** START OF Exercise inputs **

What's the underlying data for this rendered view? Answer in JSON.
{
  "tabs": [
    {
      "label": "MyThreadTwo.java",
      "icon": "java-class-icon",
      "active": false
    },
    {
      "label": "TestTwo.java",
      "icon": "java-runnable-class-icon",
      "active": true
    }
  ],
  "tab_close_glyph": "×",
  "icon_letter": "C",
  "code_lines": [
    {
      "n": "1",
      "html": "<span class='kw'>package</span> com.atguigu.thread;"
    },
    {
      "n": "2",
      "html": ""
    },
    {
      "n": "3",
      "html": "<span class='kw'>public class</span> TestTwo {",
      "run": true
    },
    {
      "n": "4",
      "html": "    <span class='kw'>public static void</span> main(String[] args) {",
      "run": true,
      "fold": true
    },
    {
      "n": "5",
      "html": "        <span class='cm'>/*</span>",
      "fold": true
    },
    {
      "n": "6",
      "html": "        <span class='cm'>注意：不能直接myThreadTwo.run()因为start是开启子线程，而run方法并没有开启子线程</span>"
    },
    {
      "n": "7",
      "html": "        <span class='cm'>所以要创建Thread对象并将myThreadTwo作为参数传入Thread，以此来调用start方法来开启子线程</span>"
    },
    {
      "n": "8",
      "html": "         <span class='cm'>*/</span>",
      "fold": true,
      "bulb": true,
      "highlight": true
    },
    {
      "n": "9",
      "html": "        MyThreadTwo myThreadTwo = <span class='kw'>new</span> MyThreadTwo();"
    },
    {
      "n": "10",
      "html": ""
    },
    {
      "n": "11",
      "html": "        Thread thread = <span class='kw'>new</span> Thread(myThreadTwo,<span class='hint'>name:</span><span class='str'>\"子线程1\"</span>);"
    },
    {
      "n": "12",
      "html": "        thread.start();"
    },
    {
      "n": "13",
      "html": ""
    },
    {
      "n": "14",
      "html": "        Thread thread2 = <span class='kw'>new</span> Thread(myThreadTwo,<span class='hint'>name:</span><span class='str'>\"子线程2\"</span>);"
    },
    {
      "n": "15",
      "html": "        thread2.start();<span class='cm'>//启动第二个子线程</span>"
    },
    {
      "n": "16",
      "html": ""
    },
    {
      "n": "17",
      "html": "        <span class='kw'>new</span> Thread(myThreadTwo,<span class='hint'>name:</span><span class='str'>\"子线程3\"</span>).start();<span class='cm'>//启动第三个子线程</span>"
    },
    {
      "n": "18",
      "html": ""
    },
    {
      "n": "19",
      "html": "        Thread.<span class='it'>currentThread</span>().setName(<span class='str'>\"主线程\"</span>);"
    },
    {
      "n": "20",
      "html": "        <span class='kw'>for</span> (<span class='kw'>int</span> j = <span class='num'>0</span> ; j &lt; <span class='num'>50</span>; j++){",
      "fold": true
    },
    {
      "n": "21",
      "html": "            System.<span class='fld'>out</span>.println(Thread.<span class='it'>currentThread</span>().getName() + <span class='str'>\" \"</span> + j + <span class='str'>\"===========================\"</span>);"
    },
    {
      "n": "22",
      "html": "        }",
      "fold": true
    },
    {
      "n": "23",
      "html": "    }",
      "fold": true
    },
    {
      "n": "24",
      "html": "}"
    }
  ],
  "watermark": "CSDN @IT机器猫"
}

** END OF Exercise inputs **
** START OF Exercise inputs **

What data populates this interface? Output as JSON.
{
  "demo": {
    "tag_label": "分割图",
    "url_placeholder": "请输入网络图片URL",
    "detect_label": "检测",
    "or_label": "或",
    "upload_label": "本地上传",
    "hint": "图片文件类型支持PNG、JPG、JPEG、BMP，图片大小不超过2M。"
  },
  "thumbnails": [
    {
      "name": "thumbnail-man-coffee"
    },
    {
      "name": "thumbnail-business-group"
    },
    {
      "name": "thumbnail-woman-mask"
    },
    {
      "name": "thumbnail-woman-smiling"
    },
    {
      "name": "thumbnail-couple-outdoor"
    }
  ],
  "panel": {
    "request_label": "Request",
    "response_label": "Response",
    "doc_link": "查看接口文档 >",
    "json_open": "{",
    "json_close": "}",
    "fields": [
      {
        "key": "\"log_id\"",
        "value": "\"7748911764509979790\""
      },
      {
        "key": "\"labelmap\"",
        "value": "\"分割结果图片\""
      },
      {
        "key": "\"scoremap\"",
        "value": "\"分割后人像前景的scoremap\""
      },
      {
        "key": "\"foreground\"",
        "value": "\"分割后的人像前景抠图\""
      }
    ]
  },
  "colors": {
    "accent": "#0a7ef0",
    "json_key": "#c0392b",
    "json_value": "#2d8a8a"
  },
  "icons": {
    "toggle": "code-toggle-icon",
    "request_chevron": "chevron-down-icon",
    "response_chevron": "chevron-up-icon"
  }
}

** END OF Exercise inputs **
** START OF Exercise inputs **

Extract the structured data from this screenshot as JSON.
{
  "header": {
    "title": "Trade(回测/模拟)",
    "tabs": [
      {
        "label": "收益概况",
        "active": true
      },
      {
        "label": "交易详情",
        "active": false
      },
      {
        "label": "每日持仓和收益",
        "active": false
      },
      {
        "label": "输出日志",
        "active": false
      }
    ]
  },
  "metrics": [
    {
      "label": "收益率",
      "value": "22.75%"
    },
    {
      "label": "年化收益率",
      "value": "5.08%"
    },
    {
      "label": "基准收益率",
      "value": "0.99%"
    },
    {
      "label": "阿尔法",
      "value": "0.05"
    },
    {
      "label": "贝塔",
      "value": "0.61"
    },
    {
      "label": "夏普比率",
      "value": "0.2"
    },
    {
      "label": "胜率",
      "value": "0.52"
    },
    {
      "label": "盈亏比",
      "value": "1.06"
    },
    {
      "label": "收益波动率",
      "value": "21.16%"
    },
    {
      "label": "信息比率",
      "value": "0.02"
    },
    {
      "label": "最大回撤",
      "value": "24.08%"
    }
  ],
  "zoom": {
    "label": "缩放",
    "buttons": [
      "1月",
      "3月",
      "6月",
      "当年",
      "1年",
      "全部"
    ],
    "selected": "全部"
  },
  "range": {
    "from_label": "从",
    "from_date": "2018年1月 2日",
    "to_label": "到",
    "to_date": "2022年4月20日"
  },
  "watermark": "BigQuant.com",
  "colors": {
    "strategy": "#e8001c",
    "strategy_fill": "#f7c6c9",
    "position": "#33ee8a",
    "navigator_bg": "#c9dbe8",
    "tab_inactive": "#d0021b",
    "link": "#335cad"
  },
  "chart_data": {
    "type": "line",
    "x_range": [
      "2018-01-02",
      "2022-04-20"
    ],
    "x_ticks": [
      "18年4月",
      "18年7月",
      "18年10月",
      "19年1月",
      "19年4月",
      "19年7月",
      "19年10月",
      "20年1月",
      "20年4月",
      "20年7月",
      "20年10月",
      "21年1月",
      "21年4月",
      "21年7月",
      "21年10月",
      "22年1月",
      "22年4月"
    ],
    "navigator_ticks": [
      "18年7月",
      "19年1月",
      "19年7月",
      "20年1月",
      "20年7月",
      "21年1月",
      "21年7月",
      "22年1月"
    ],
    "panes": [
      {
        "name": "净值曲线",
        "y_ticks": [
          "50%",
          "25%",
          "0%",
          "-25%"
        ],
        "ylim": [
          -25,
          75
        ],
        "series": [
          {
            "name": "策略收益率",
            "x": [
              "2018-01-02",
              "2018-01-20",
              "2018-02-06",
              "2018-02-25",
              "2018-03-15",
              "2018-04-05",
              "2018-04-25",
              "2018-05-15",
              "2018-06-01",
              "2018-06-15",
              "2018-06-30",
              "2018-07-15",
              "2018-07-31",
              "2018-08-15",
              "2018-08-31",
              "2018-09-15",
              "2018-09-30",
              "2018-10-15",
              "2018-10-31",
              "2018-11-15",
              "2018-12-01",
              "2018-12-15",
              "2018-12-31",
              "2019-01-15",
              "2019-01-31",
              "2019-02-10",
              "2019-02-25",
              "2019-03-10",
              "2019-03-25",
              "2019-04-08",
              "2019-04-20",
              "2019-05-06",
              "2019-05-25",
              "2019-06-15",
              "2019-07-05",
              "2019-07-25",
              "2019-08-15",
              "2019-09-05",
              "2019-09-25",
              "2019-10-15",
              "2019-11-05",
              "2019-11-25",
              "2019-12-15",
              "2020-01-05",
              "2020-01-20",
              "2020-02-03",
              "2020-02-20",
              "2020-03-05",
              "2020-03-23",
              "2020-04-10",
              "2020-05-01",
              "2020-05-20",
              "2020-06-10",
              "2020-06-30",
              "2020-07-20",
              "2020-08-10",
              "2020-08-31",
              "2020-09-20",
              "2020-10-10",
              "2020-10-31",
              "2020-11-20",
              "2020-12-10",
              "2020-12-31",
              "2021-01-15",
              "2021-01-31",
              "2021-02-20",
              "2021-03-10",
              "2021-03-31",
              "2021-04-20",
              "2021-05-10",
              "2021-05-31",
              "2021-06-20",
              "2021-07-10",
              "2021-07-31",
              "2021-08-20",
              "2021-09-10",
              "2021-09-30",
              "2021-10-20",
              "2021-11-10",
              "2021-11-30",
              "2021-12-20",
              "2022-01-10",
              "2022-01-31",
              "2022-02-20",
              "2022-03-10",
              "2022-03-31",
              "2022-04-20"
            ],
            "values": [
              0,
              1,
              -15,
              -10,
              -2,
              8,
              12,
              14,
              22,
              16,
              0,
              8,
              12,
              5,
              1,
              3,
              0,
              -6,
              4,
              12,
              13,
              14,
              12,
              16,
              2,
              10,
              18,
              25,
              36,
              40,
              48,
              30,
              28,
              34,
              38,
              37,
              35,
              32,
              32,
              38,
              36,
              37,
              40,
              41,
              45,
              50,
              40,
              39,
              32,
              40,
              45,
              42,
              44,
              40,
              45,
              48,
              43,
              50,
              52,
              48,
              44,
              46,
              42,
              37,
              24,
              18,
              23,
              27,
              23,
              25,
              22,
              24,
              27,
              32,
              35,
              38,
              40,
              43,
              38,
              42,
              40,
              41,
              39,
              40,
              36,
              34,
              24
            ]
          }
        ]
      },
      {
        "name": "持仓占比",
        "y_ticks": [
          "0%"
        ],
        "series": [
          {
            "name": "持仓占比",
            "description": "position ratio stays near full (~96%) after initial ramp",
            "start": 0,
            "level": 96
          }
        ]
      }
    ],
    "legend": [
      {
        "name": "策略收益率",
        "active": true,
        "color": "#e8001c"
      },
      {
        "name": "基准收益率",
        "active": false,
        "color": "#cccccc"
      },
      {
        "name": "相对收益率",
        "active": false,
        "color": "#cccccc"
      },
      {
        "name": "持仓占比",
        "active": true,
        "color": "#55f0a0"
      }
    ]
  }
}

** END OF Exercise inputs **

Extract from the material all lines containing the string "What".

(Reply to the task)
What's the underlying data for this rendered view? Answer in JSON.
What data populates this interface? Output as JSON.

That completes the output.